## SET EXERCISE
Your task is to reproduce the material exactly.
··· DATA SUPPLIED
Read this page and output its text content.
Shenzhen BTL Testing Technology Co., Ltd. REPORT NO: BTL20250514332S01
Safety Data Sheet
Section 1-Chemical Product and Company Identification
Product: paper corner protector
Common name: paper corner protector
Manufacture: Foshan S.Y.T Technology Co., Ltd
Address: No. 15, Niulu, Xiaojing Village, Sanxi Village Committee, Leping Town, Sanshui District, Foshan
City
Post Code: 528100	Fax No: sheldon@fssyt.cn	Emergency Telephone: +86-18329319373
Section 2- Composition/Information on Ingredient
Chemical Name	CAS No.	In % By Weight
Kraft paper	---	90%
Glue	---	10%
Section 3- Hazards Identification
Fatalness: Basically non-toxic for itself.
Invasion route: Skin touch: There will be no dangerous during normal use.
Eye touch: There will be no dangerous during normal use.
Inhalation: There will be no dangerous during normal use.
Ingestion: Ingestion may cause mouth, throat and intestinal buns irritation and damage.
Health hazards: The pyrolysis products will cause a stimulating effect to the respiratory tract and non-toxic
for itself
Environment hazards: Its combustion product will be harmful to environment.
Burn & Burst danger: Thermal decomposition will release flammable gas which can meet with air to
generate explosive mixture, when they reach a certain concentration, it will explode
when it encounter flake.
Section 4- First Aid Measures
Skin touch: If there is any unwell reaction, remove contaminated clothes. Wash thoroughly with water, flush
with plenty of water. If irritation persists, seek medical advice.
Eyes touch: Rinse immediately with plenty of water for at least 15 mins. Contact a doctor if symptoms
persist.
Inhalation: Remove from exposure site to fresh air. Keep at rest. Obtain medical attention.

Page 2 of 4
······
## TASK ANSWER
Read this page and output its text content.
Shenzhen BTL Testing Technology Co., Ltd. REPORT NO: BTL20250514332S01
Safety Data Sheet
Section 1-Chemical Product and Company Identification
Product: paper corner protector
Common name: paper corner protector
Manufacture: Foshan S.Y.T Technology Co., Ltd
Address: No. 15, Niulu, Xiaojing Village, Sanxi Village Committee, Leping Town, Sanshui District, Foshan
City
Post Code: 528100	Fax No: sheldon@fssyt.cn	Emergency Telephone: +86-18329319373
Section 2- Composition/Information on Ingredient
Chemical Name	CAS No.	In % By Weight
Kraft paper	---	90%
Glue	---	10%
Section 3- Hazards Identification
Fatalness: Basically non-toxic for itself.
Invasion route: Skin touch: There will be no dangerous during normal use.
Eye touch: There will be no dangerous during normal use.
Inhalation: There will be no dangerous during normal use.
Ingestion: Ingestion may cause mouth, throat and intestinal buns irritation and damage.
Health hazards: The pyrolysis products will cause a stimulating effect to the respiratory tract and non-toxic
for itself
Environment hazards: Its combustion product will be harmful to environment.
Burn & Burst danger: Thermal decomposition will release flammable gas which can meet with air to
generate explosive mixture, when they reach a certain concentration, it will explode
when it encounter flake.
Section 4- First Aid Measures
Skin touch: If there is any unwell reaction, remove contaminated clothes. Wash thoroughly with water, flush
with plenty of water. If irritation persists, seek medical advice.
Eyes touch: Rinse immediately with plenty of water for at least 15 mins. Contact a doctor if symptoms
persist.
Inhalation: Remove from exposure site to fresh air. Keep at rest. Obtain medical attention.

Page 2 of 4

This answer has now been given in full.